Stated goal A: Rewrite the entries from the first line through the line containing "map-icon <box>395 627 433 669</box>", replacing "OurChurch" with "Our Church" and leaving every other part unchanged.

Term of Award

Spring 2023

Degree Name

Master of Fine Arts (M.F.A.)

Document Type and Release Option

Thesis (open access)

Copyright Statement / License for Reuse

Creative Commons License
This work is licensed under a Creative Commons Attribution 4.0 License.

Department

Department of Art

Committee Chair

Jason Hoelscher

Committee Member 1

Elsie Howington

Committee Member 2

Marc Moulton

Abstract

My artworks explore the impacts of the technology of the Fourth Industrial Revolution, which began in the early 21st Century, upon global society and the human psyche. My works are instantiated by multi-year research in the areas of social psychology, cognitive dissonance, computer evolution and artificial intelligence. My body of work portrays a cautionary sensibility regards new technologies such as robotics, quantum supercomputing, Artificial Intelligence, commercial space travel and nanotechnology. In addition, my artwork attempts to increase awareness of the phenomenon of cognitive dissonance.

The perceptions and cognitions of artistic viewers relate directly to the psychological phenomenon of cognitive dissonance. Beyond that, a population over several generations may be influenced by the fine artworks of their social moment in a social psychology phenomenon known as collective cognitive dissonance. In this paper, I will review these two cognitive phenomena and how the phenomenon of collective cognitive dissonance is ubiquitous in the current social moment of the early 21st century and in metamodern artworks.

Stated goal B:
Answer these questions using the thesis record above.
(i) Who served as committee chair?
(ii) What degree does the record name?
(iii) Under which license is the work released?

Dataset records:
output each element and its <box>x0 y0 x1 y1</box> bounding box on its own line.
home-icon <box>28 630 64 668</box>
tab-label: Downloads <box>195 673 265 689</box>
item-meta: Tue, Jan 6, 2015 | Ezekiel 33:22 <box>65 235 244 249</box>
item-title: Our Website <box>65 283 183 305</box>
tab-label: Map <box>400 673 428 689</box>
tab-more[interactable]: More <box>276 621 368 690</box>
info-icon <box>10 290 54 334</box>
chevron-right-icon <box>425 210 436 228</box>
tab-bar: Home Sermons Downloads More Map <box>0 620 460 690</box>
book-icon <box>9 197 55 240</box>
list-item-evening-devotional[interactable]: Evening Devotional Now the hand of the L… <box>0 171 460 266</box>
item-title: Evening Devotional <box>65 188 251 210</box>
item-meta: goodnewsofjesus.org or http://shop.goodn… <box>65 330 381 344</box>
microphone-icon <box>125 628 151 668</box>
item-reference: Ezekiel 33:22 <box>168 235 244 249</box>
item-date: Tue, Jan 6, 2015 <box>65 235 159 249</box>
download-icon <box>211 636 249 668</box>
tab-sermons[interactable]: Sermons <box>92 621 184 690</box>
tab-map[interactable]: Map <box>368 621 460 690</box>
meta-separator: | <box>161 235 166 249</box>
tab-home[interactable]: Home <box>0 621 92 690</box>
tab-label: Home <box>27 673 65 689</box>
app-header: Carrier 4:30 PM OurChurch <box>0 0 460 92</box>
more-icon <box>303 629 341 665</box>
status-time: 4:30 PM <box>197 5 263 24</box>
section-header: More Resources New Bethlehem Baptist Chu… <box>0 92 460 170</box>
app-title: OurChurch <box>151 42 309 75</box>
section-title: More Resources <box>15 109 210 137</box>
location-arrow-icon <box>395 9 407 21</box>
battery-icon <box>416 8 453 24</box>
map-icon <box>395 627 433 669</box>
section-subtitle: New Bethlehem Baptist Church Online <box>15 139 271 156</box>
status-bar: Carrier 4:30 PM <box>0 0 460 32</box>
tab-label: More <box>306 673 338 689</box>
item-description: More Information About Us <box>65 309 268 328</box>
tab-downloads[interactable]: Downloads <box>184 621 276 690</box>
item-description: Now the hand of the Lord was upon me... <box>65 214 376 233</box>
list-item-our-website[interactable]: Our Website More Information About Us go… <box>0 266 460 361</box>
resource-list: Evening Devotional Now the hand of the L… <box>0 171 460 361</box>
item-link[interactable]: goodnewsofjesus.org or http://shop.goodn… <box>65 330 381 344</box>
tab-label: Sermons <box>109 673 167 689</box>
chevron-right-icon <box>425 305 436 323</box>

Worked solution A:
output each element and its <box>x0 y0 x1 y1</box> bounding box on its own line.
home-icon <box>28 630 64 668</box>
tab-label: Downloads <box>195 673 265 689</box>
item-meta: Tue, Jan 6, 2015 | Ezekiel 33:22 <box>65 235 244 249</box>
item-title: Our Website <box>65 283 183 305</box>
tab-label: Map <box>400 673 428 689</box>
tab-more[interactable]: More <box>276 621 368 690</box>
info-icon <box>10 290 54 334</box>
chevron-right-icon <box>425 210 436 228</box>
tab-bar: Home Sermons Downloads More Map <box>0 620 460 690</box>
book-icon <box>9 197 55 240</box>
list-item-evening-devotional[interactable]: Evening Devotional Now the hand of the L… <box>0 171 460 266</box>
item-title: Evening Devotional <box>65 188 251 210</box>
item-meta: goodnewsofjesus.org or http://shop.goodn… <box>65 330 381 344</box>
microphone-icon <box>125 628 151 668</box>
item-reference: Ezekiel 33:22 <box>168 235 244 249</box>
item-date: Tue, Jan 6, 2015 <box>65 235 159 249</box>
download-icon <box>211 636 249 668</box>
tab-sermons[interactable]: Sermons <box>92 621 184 690</box>
tab-map[interactable]: Map <box>368 621 460 690</box>
meta-separator: | <box>161 235 166 249</box>
tab-home[interactable]: Home <box>0 621 92 690</box>
tab-label: Home <box>27 673 65 689</box>
app-header: Carrier 4:30 PM Our Church <box>0 0 460 92</box>
more-icon <box>303 629 341 665</box>
status-time: 4:30 PM <box>197 5 263 24</box>
section-header: More Resources New Bethlehem Baptist Chu… <box>0 92 460 170</box>
app-title: Our Church <box>151 42 309 75</box>
section-title: More Resources <box>15 109 210 137</box>
location-arrow-icon <box>395 9 407 21</box>
battery-icon <box>416 8 453 24</box>
map-icon <box>395 627 433 669</box>

Worked solution B:
(i) Jason Hoelscher
(ii) Master of Fine Arts (M.F.A.)
(iii) A Creative Commons Attribution 4.0 License